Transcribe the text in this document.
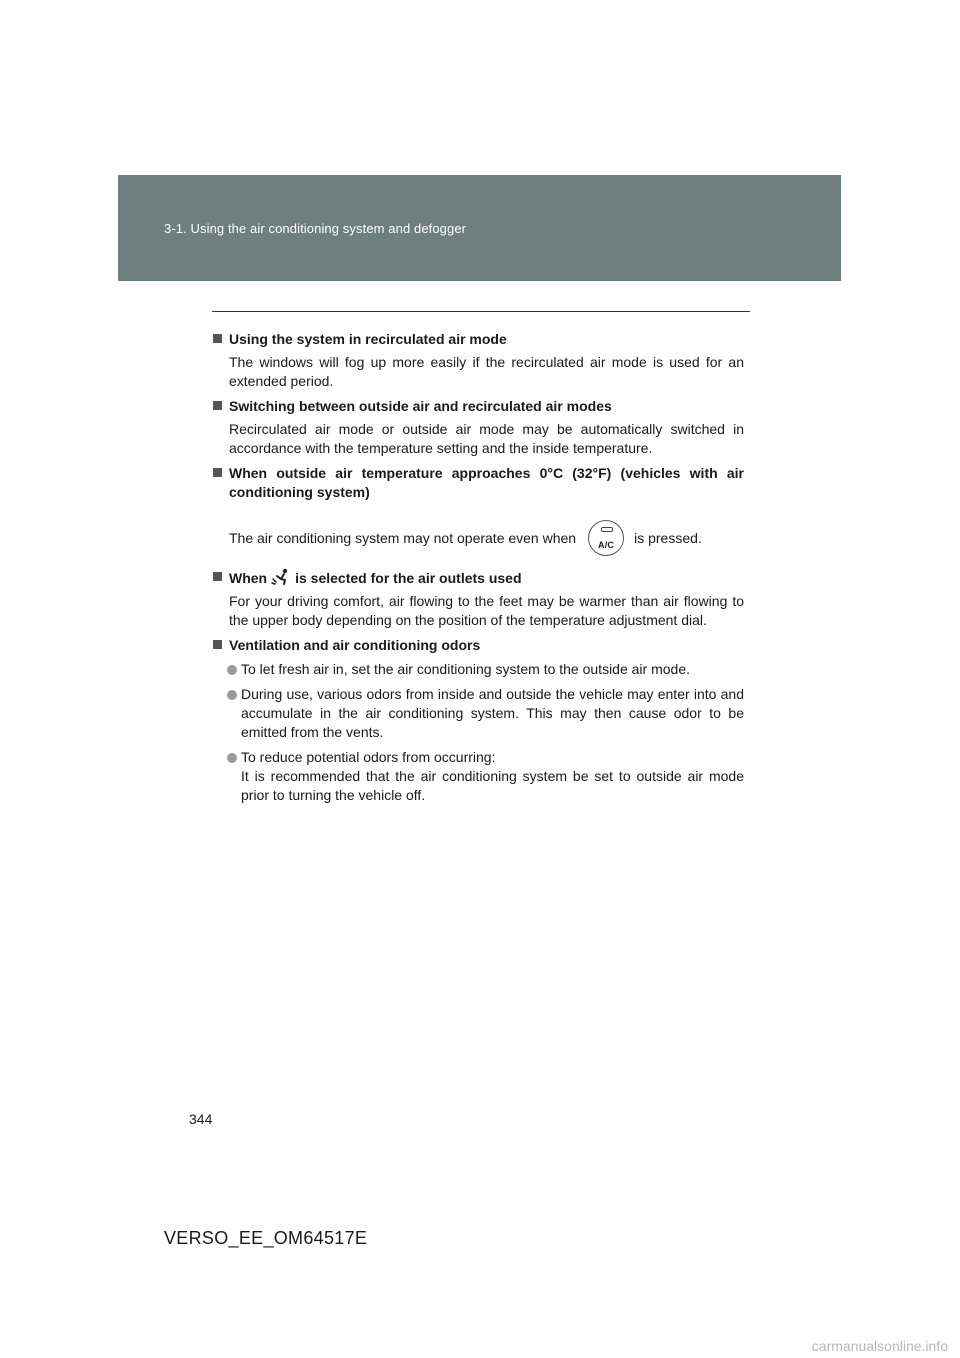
3-1. Using the air conditioning system and defogger
Using the system in recirculated air mode
The windows will fog up more easily if the recirculated air mode is used for an extended period.
Switching between outside air and recirculated air modes
Recirculated air mode or outside air mode may be automatically switched in accordance with the temperature setting and the inside temperature.
When outside air temperature approaches 0°C (32°F) (vehicles with air conditioning system)
The air conditioning system may not operate even when	A/C	is pressed.
When is selected for the air outlets used
For your driving comfort, air flowing to the feet may be warmer than air flowing to the upper body depending on the position of the temperature adjustment dial.
Ventilation and air conditioning odors
To let fresh air in, set the air conditioning system to the outside air mode.
During use, various odors from inside and outside the vehicle may enter into and accumulate in the air conditioning system. This may then cause odor to be emitted from the vents.
To reduce potential odors from occurring:
It is recommended that the air conditioning system be set to outside air mode prior to turning the vehicle off.
344
VERSO_EE_OM64517E
carmanualsonline.info
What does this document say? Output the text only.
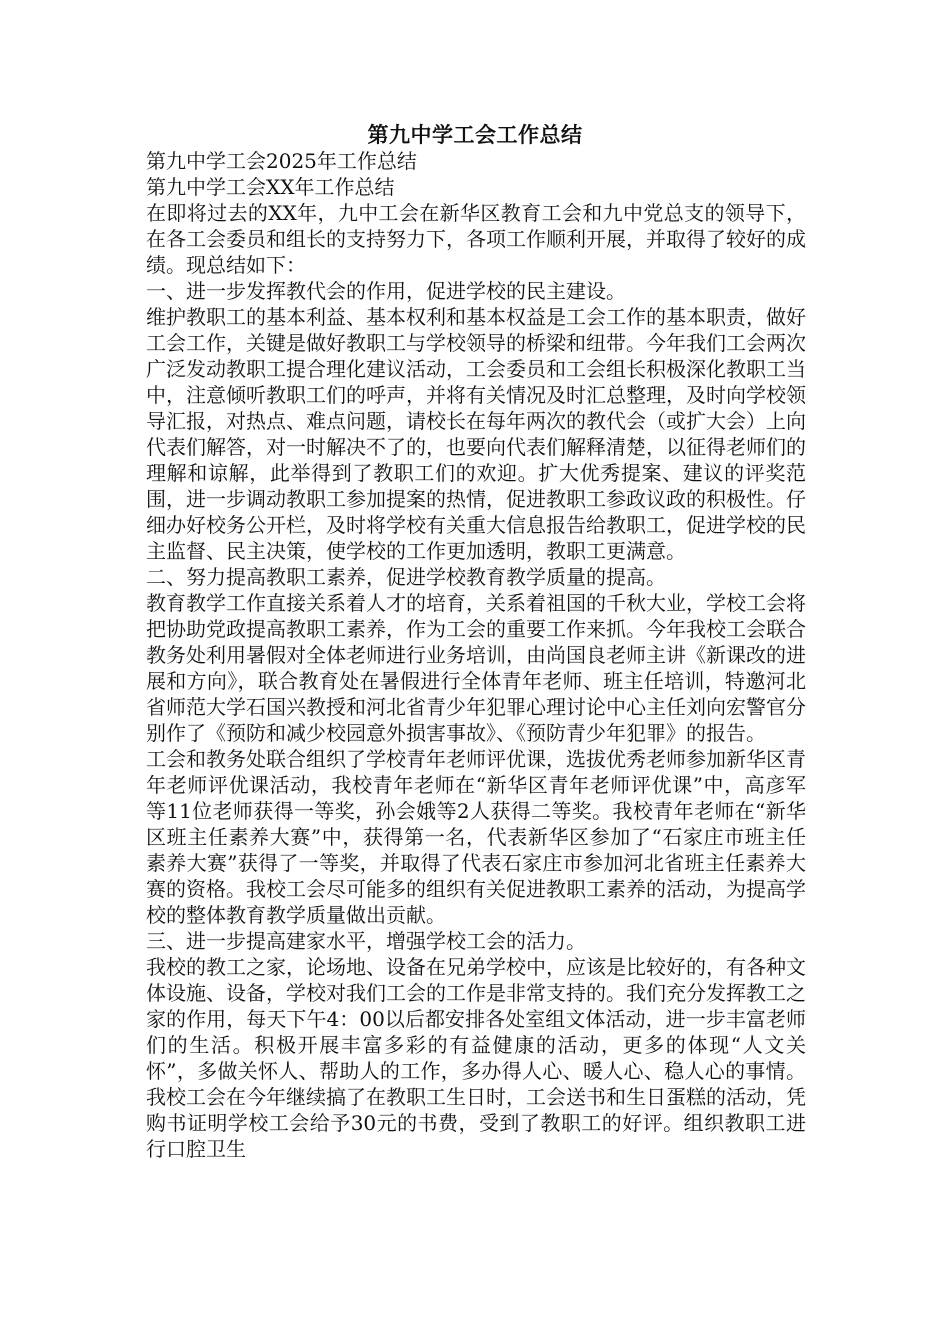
第九中学工会工作总结

第九中学工会2025年工作总结

第九中学工会XX年工作总结

在即将过去的XX年，九中工会在新华区教育工会和九中党总支的领导下，在各工会委员和组长的支持努力下，各项工作顺利开展，并取得了较好的成绩。现总结如下：

一、进一步发挥教代会的作用，促进学校的民主建设。

维护教职工的基本利益、基本权利和基本权益是工会工作的基本职责，做好工会工作，关键是做好教职工与学校领导的桥梁和纽带。今年我们工会两次广泛发动教职工提合理化建议活动，工会委员和工会组长积极深化教职工当中，注意倾听教职工们的呼声，并将有关情况及时汇总整理，及时向学校领导汇报，对热点、难点问题，请校长在每年两次的教代会（或扩大会）上向代表们解答，对一时解决不了的，也要向代表们解释清楚，以征得老师们的理解和谅解，此举得到了教职工们的欢迎。扩大优秀提案、建议的评奖范围，进一步调动教职工参加提案的热情，促进教职工参政议政的积极性。仔细办好校务公开栏，及时将学校有关重大信息报告给教职工，促进学校的民主监督、民主决策，使学校的工作更加透明，教职工更满意。

二、努力提高教职工素养，促进学校教育教学质量的提高。

教育教学工作直接关系着人才的培育，关系着祖国的千秋大业，学校工会将把协助党政提高教职工素养，作为工会的重要工作来抓。今年我校工会联合教务处利用暑假对全体老师进行业务培训，由尚国良老师主讲《新课改的进展和方向》，联合教育处在暑假进行全体青年老师、班主任培训，特邀河北省师范大学石国兴教授和河北省青少年犯罪心理讨论中心主任刘向宏警官分别作了《预防和减少校园意外损害事故》、《预防青少年犯罪》的报告。

工会和教务处联合组织了学校青年老师评优课，选拔优秀老师参加新华区青年老师评优课活动，我校青年老师在“新华区青年老师评优课”中，高彦军等11位老师获得一等奖，孙会娥等2人获得二等奖。我校青年老师在“新华区班主任素养大赛”中，获得第一名，代表新华区参加了“石家庄市班主任素养大赛”获得了一等奖，并取得了代表石家庄市参加河北省班主任素养大赛的资格。我校工会尽可能多的组织有关促进教职工素养的活动，为提高学校的整体教育教学质量做出贡献。

三、进一步提高建家水平，增强学校工会的活力。

我校的教工之家，论场地、设备在兄弟学校中，应该是比较好的，有各种文体设施、设备，学校对我们工会的工作是非常支持的。我们充分发挥教工之家的作用，每天下午4：00以后都安排各处室组文体活动，进一步丰富老师们的生活。积极开展丰富多彩的有益健康的活动，更多的体现“人文关怀”，多做关怀人、帮助人的工作，多办得人心、暖人心、稳人心的事情。我校工会在今年继续搞了在教职工生日时，工会送书和生日蛋糕的活动，凭购书证明学校工会给予30元的书费，受到了教职工的好评。组织教职工进行口腔卫生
==================================================
> EXERCISE DETAILS: Find how many of the lines above have the word "text" in them. State only that number.

> FULL OUTPUT: 2